* _Stored entries_:
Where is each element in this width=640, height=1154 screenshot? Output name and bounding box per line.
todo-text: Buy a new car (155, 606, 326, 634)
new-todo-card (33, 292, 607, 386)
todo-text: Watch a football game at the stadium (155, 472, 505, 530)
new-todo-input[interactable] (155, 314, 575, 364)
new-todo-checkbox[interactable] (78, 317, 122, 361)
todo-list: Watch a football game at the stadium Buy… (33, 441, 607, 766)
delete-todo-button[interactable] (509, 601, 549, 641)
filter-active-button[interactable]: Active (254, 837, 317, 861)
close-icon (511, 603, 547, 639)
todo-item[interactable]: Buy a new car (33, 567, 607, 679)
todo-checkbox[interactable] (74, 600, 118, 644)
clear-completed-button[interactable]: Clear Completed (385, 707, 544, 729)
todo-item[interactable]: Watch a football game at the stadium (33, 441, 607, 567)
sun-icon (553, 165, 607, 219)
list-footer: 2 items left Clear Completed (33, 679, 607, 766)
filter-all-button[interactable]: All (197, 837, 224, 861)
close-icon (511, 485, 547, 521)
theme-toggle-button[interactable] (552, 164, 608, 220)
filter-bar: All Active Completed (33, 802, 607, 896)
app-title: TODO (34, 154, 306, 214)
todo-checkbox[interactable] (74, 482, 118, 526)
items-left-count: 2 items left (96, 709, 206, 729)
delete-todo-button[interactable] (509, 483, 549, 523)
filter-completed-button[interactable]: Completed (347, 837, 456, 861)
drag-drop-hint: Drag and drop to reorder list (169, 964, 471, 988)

* _TASK INSTRUCTIONS_:
Copy the rows word for word, from the first line of the rows down to and including the line with "new-todo-input[interactable] (155, 314, 575, 364)".

* _RESPONSE TO THE TASK_:
Where is each element in this width=640, height=1154 screenshot? Output name and bounding box per line.
todo-text: Buy a new car (155, 606, 326, 634)
new-todo-card (33, 292, 607, 386)
todo-text: Watch a football game at the stadium (155, 472, 505, 530)
new-todo-input[interactable] (155, 314, 575, 364)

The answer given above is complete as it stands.